SUPPLIED RECORDS:
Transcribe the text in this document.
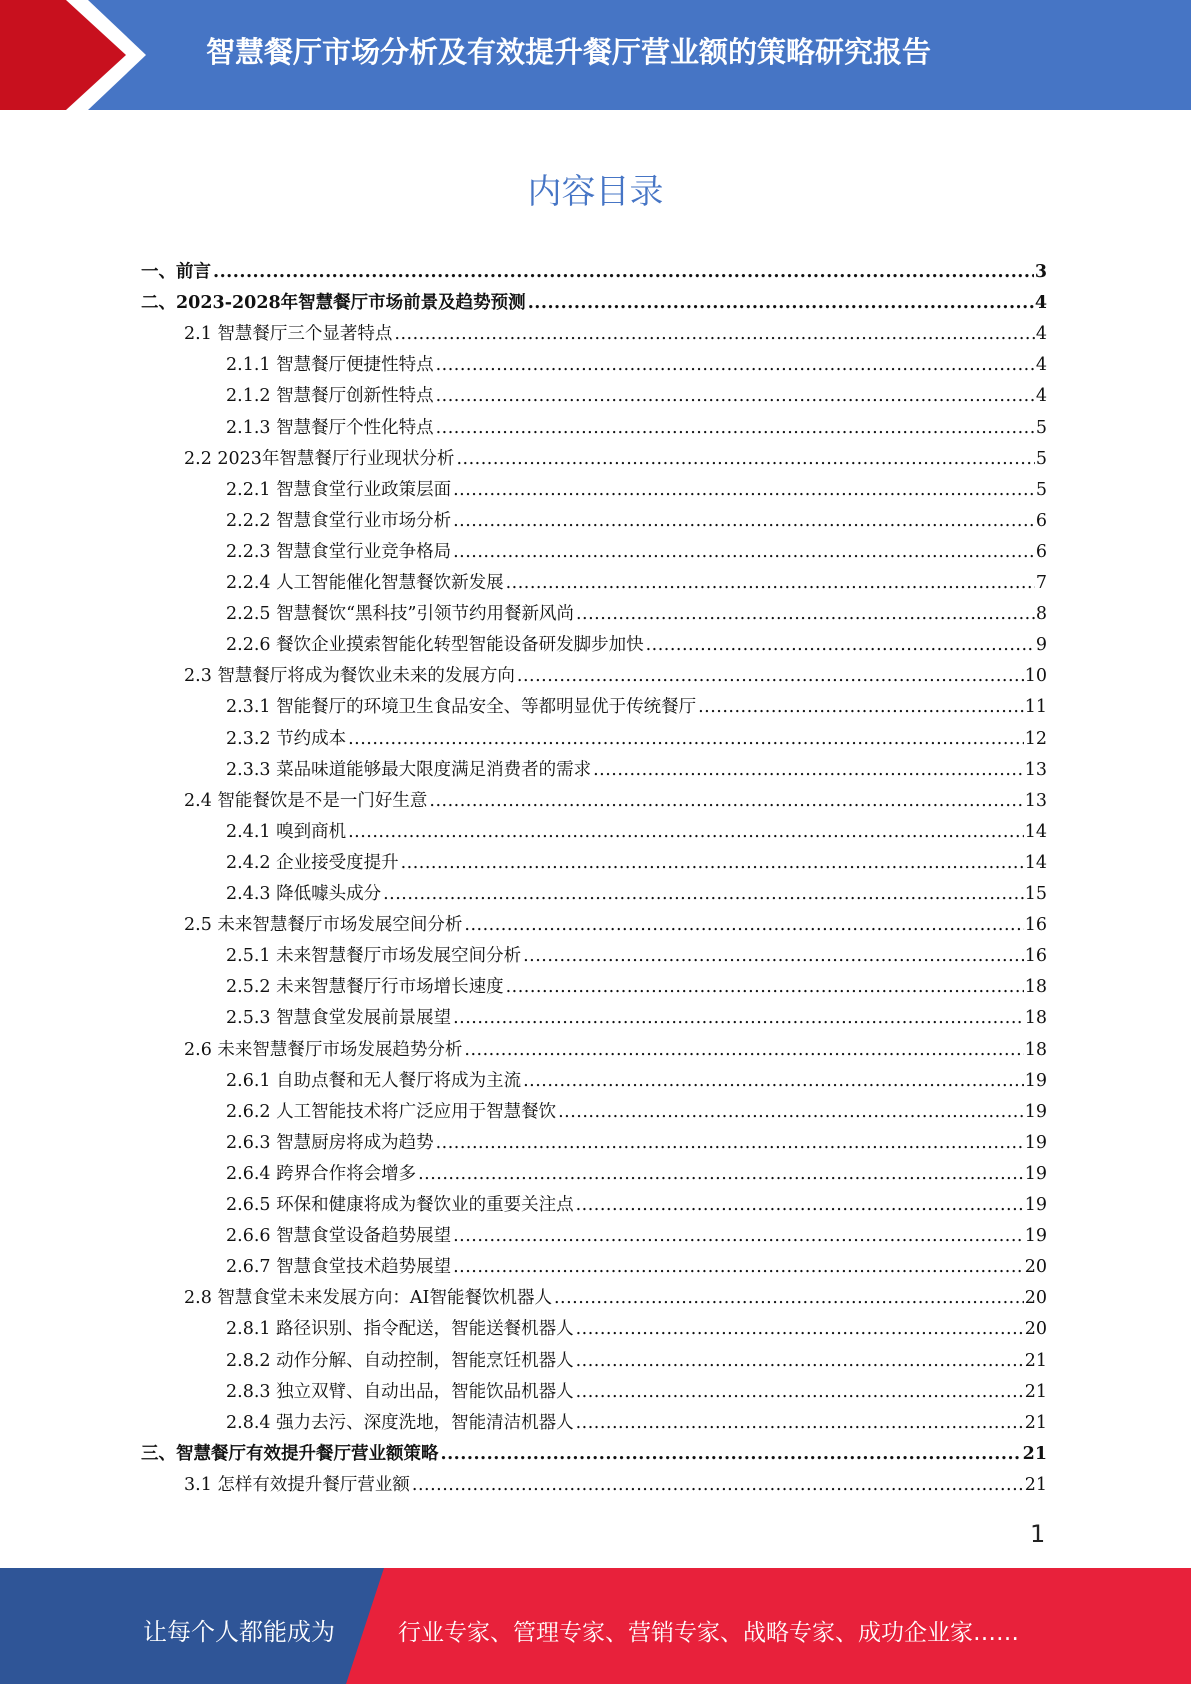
智慧餐厅市场分析及有效提升餐厅营业额的策略研究报告
内容目录
一、前言 .....	3
二、2023-2028年智慧餐厅市场前景及趋势预测 .....	4
2.1 智慧餐厅三个显著特点 .....	4
2.1.1 智慧餐厅便捷性特点 .....	4
2.1.2 智慧餐厅创新性特点 .....	4
2.1.3 智慧餐厅个性化特点 .....	5
2.2 2023年智慧餐厅行业现状分析 .....	5
2.2.1 智慧食堂行业政策层面 .....	5
2.2.2 智慧食堂行业市场分析 .....	6
2.2.3 智慧食堂行业竞争格局 .....	6
2.2.4 人工智能催化智慧餐饮新发展 .....	7
2.2.5 智慧餐饮“黑科技”引领节约用餐新风尚 .....	8
2.2.6 餐饮企业摸索智能化转型智能设备研发脚步加快 .....	9
2.3 智慧餐厅将成为餐饮业未来的发展方向 .....	10
2.3.1 智能餐厅的环境卫生食品安全、等都明显优于传统餐厅 .....	11
2.3.2 节约成本 .....	12
2.3.3 菜品味道能够最大限度满足消费者的需求 .....	13
2.4 智能餐饮是不是一门好生意 .....	13
2.4.1 嗅到商机 .....	14
2.4.2 企业接受度提升 .....	14
2.4.3 降低噱头成分 .....	15
2.5 未来智慧餐厅市场发展空间分析 .....	16
2.5.1 未来智慧餐厅市场发展空间分析 .....	16
2.5.2 未来智慧餐厅行市场增长速度 .....	18
2.5.3 智慧食堂发展前景展望 .....	18
2.6 未来智慧餐厅市场发展趋势分析 .....	18
2.6.1 自助点餐和无人餐厅将成为主流 .....	19
2.6.2 人工智能技术将广泛应用于智慧餐饮 .....	19
2.6.3 智慧厨房将成为趋势 .....	19
2.6.4 跨界合作将会增多 .....	19
2.6.5 环保和健康将成为餐饮业的重要关注点 .....	19
2.6.6 智慧食堂设备趋势展望 .....	19
2.6.7 智慧食堂技术趋势展望 .....	20
2.8 智慧食堂未来发展方向：AI智能餐饮机器人 .....	20
2.8.1 路径识别、指令配送，智能送餐机器人 .....	20
2.8.2 动作分解、自动控制，智能烹饪机器人 .....	21
2.8.3 独立双臂、自动出品，智能饮品机器人 .....	21
2.8.4 强力去污、深度洗地，智能清洁机器人 .....	21
三、智慧餐厅有效提升餐厅营业额策略 .....	21
3.1 怎样有效提升餐厅营业额 .....	21
1
让每个人都能成为	行业专家、管理专家、营销专家、战略专家、成功企业家……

WHAT IS ASKED: Omit the pictures. Transcribe every record exactly.

RESULT:
Transcribe the text in this document.
智慧餐厅市场分析及有效提升餐厅营业额的策略研究报告
内容目录
一、前言 .....	3
二、2023-2028年智慧餐厅市场前景及趋势预测 .....	4
2.1 智慧餐厅三个显著特点 .....	4
2.1.1 智慧餐厅便捷性特点 .....	4
2.1.2 智慧餐厅创新性特点 .....	4
2.1.3 智慧餐厅个性化特点 .....	5
2.2 2023年智慧餐厅行业现状分析 .....	5
2.2.1 智慧食堂行业政策层面 .....	5
2.2.2 智慧食堂行业市场分析 .....	6
2.2.3 智慧食堂行业竞争格局 .....	6
2.2.4 人工智能催化智慧餐饮新发展 .....	7
2.2.5 智慧餐饮“黑科技”引领节约用餐新风尚 .....	8
2.2.6 餐饮企业摸索智能化转型智能设备研发脚步加快 .....	9
2.3 智慧餐厅将成为餐饮业未来的发展方向 .....	10
2.3.1 智能餐厅的环境卫生食品安全、等都明显优于传统餐厅 .....	11
2.3.2 节约成本 .....	12
2.3.3 菜品味道能够最大限度满足消费者的需求 .....	13
2.4 智能餐饮是不是一门好生意 .....	13
2.4.1 嗅到商机 .....	14
2.4.2 企业接受度提升 .....	14
2.4.3 降低噱头成分 .....	15
2.5 未来智慧餐厅市场发展空间分析 .....	16
2.5.1 未来智慧餐厅市场发展空间分析 .....	16
2.5.2 未来智慧餐厅行市场增长速度 .....	18
2.5.3 智慧食堂发展前景展望 .....	18
2.6 未来智慧餐厅市场发展趋势分析 .....	18
2.6.1 自助点餐和无人餐厅将成为主流 .....	19
2.6.2 人工智能技术将广泛应用于智慧餐饮 .....	19
2.6.3 智慧厨房将成为趋势 .....	19
2.6.4 跨界合作将会增多 .....	19
2.6.5 环保和健康将成为餐饮业的重要关注点 .....	19
2.6.6 智慧食堂设备趋势展望 .....	19
2.6.7 智慧食堂技术趋势展望 .....	20
2.8 智慧食堂未来发展方向：AI智能餐饮机器人 .....	20
2.8.1 路径识别、指令配送，智能送餐机器人 .....	20
2.8.2 动作分解、自动控制，智能烹饪机器人 .....	21
2.8.3 独立双臂、自动出品，智能饮品机器人 .....	21
2.8.4 强力去污、深度洗地，智能清洁机器人 .....	21
三、智慧餐厅有效提升餐厅营业额策略 .....	21
3.1 怎样有效提升餐厅营业额 .....	21
1
让每个人都能成为	行业专家、管理专家、营销专家、战略专家、成功企业家……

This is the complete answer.